## Excerpt from a dataset
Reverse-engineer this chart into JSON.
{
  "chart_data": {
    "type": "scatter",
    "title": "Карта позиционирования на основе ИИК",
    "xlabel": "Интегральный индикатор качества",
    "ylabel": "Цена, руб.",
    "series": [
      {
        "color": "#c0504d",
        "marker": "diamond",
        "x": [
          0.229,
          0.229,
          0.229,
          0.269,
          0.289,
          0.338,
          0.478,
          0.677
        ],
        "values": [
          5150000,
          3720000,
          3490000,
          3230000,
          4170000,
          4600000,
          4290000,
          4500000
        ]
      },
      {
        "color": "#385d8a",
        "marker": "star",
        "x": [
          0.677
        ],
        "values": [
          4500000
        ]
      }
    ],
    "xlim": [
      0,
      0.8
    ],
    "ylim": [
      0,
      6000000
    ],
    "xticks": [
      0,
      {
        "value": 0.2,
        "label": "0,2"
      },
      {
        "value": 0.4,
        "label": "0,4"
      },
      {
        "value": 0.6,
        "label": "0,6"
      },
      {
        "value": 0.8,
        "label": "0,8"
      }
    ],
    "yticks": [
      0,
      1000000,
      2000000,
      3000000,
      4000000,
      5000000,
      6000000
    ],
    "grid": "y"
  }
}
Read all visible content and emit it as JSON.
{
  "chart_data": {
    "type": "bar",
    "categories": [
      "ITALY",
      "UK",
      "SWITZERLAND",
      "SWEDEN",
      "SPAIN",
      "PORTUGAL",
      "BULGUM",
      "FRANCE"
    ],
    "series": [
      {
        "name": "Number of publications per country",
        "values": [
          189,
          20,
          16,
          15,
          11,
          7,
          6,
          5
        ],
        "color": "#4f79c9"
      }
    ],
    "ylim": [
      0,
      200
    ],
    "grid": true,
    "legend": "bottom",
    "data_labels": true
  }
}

## Problem
Make a verbatim copy of every entry shown above.

## Exercise result
Reverse-engineer this chart into JSON.
{
  "chart_data": {
    "type": "scatter",
    "title": "Карта позиционирования на основе ИИК",
    "xlabel": "Интегральный индикатор качества",
    "ylabel": "Цена, руб.",
    "series": [
      {
        "color": "#c0504d",
        "marker": "diamond",
        "x": [
          0.229,
          0.229,
          0.229,
          0.269,
          0.289,
          0.338,
          0.478,
          0.677
        ],
        "values": [
          5150000,
          3720000,
          3490000,
          3230000,
          4170000,
          4600000,
          4290000,
          4500000
        ]
      },
      {
        "color": "#385d8a",
        "marker": "star",
        "x": [
          0.677
        ],
        "values": [
          4500000
        ]
      }
    ],
    "xlim": [
      0,
      0.8
    ],
    "ylim": [
      0,
      6000000
    ],
    "xticks": [
      0,
      {
        "value": 0.2,
        "label": "0,2"
      },
      {
        "value": 0.4,
        "label": "0,4"
      },
      {
        "value": 0.6,
        "label": "0,6"
      },
      {
        "value": 0.8,
        "label": "0,8"
      }
    ],
    "yticks": [
      0,
      1000000,
      2000000,
      3000000,
      4000000,
      5000000,
      6000000
    ],
    "grid": "y"
  }
}
Read all visible content and emit it as JSON.
{
  "chart_data": {
    "type": "bar",
    "categories": [
      "ITALY",
      "UK",
      "SWITZERLAND",
      "SWEDEN",
      "SPAIN",
      "PORTUGAL",
      "BULGUM",
      "FRANCE"
    ],
    "series": [
      {
        "name": "Number of publications per country",
        "values": [
          189,
          20,
          16,
          15,
          11,
          7,
          6,
          5
        ],
        "color": "#4f79c9"
      }
    ],
    "ylim": [
      0,
      200
    ],
    "grid": true,
    "legend": "bottom",
    "data_labels": true
  }
}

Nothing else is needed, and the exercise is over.